## AVAILABLE RECORDS
— BEGIN —

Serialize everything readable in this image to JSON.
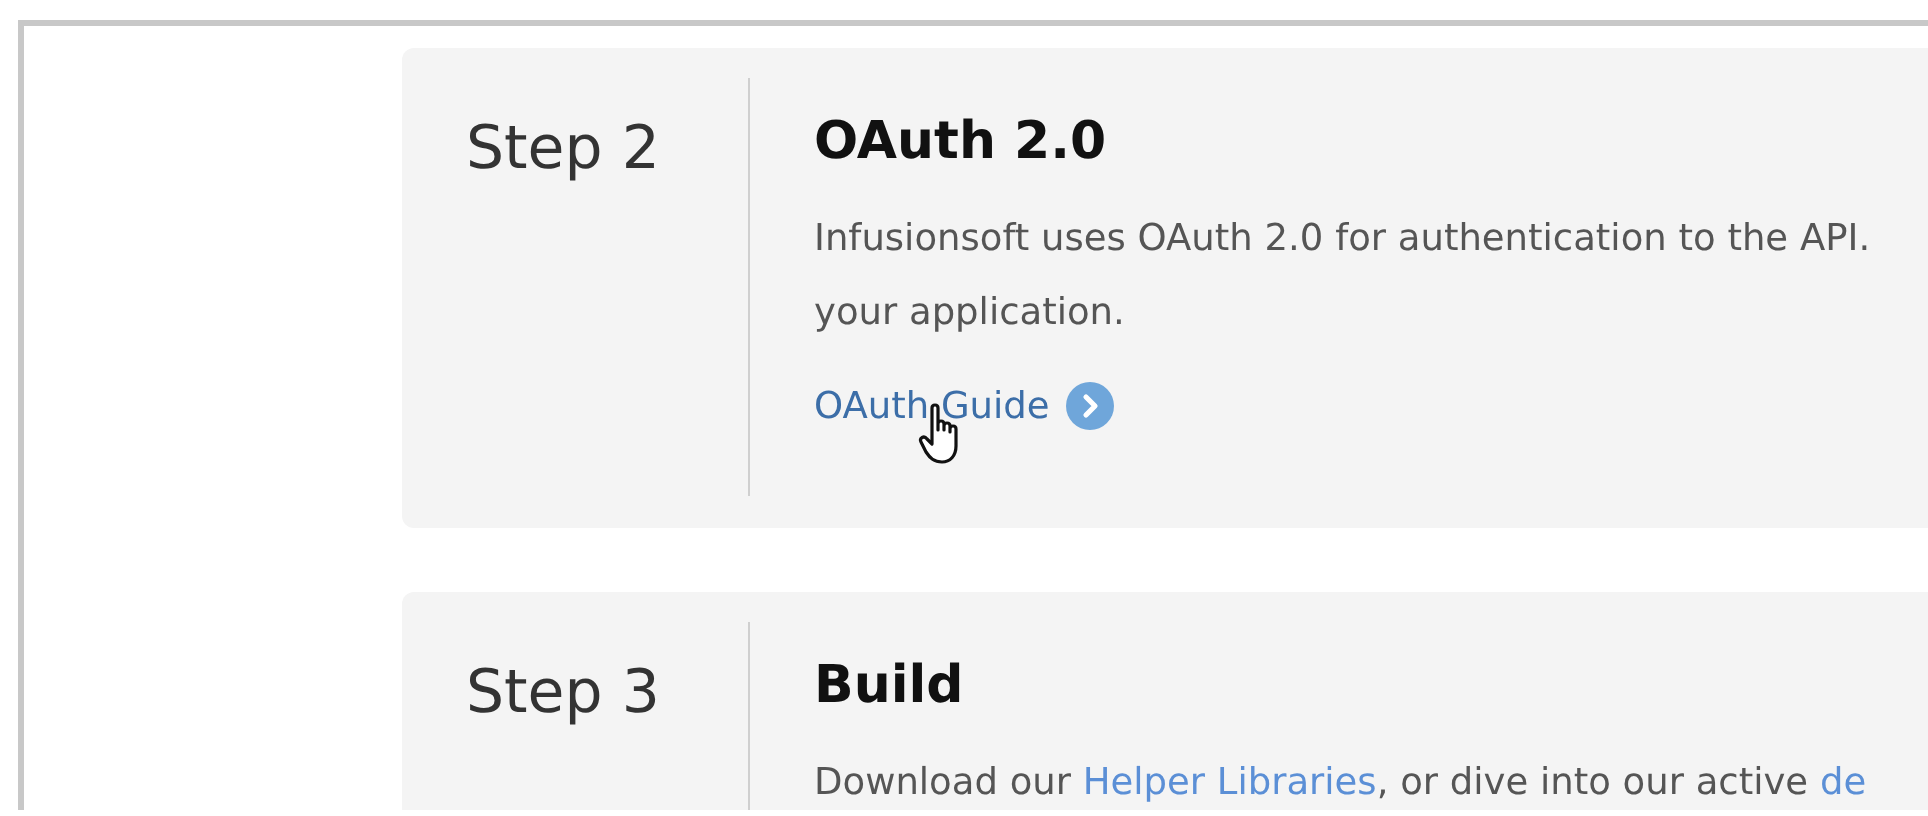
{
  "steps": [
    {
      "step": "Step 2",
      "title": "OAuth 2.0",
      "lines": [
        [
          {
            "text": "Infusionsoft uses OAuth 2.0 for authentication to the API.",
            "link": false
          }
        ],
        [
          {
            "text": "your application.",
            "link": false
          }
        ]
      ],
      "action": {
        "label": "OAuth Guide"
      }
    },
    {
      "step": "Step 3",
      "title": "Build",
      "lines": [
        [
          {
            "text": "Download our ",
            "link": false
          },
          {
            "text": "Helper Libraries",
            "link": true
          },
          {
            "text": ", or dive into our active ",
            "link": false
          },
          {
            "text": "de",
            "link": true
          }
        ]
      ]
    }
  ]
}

— END —
— BEGIN —

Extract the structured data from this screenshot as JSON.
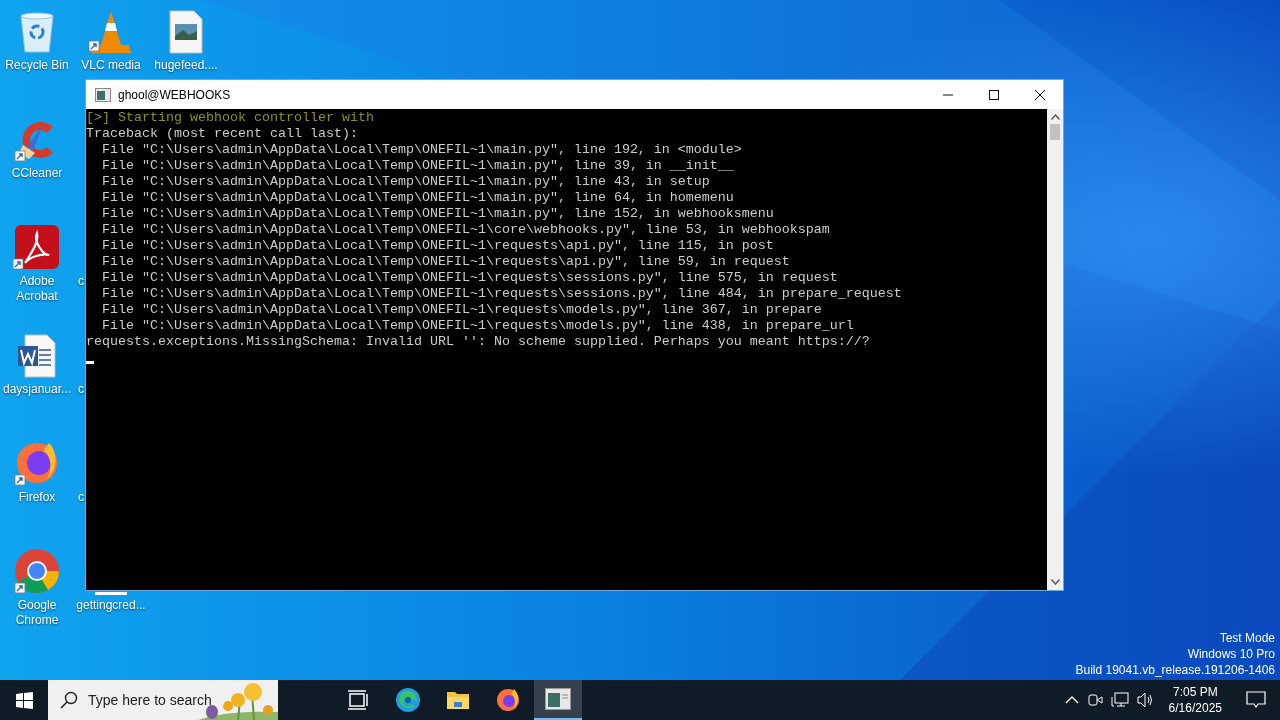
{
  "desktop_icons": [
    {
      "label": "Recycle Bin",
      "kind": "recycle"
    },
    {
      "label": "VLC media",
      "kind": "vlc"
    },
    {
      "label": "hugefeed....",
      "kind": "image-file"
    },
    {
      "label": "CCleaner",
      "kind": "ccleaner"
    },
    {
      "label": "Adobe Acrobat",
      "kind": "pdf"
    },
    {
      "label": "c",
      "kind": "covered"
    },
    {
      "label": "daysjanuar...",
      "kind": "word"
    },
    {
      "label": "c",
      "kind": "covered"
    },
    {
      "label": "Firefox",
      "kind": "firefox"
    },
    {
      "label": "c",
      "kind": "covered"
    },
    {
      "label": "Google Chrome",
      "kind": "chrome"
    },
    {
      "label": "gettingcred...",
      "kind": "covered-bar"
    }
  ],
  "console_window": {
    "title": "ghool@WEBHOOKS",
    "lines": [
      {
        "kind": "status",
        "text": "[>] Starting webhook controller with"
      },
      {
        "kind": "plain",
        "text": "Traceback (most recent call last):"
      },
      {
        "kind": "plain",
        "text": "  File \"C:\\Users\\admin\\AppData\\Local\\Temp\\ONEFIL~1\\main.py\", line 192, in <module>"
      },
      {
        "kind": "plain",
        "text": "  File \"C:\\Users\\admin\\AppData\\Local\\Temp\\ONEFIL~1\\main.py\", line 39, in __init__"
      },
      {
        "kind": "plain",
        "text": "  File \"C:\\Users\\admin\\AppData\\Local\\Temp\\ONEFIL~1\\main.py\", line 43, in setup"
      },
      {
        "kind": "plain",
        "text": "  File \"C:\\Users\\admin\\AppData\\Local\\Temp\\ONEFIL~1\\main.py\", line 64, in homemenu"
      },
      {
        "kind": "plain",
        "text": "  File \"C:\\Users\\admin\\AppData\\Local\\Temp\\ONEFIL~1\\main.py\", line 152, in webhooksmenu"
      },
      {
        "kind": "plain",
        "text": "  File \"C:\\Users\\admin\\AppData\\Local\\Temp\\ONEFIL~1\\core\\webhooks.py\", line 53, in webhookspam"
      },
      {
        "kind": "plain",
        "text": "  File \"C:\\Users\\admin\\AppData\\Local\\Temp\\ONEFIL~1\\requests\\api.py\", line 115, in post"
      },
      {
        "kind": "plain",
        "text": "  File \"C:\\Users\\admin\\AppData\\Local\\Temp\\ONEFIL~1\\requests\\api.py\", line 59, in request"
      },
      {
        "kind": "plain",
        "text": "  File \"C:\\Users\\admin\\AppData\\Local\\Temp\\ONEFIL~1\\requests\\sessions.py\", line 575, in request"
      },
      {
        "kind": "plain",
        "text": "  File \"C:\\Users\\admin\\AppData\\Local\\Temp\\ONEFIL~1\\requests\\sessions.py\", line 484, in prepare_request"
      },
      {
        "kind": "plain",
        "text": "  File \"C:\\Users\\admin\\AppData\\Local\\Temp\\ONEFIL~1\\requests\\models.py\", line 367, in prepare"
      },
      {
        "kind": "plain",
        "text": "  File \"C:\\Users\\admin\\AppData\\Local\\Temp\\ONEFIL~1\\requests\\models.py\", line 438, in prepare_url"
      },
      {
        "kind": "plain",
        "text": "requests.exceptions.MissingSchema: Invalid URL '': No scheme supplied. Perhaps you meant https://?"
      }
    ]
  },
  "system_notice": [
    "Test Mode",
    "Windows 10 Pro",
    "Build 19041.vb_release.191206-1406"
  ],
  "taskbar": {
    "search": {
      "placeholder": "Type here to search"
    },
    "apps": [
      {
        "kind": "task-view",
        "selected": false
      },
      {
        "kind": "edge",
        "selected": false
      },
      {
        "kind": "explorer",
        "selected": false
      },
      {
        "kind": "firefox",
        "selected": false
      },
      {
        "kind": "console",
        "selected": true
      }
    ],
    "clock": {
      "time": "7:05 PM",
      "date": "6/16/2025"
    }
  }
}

— END —

Return every line above in which the string "this" occurs.

## OUTPUT
Serialize everything readable in this image to JSON.
Extract the structured data from this screenshot as JSON.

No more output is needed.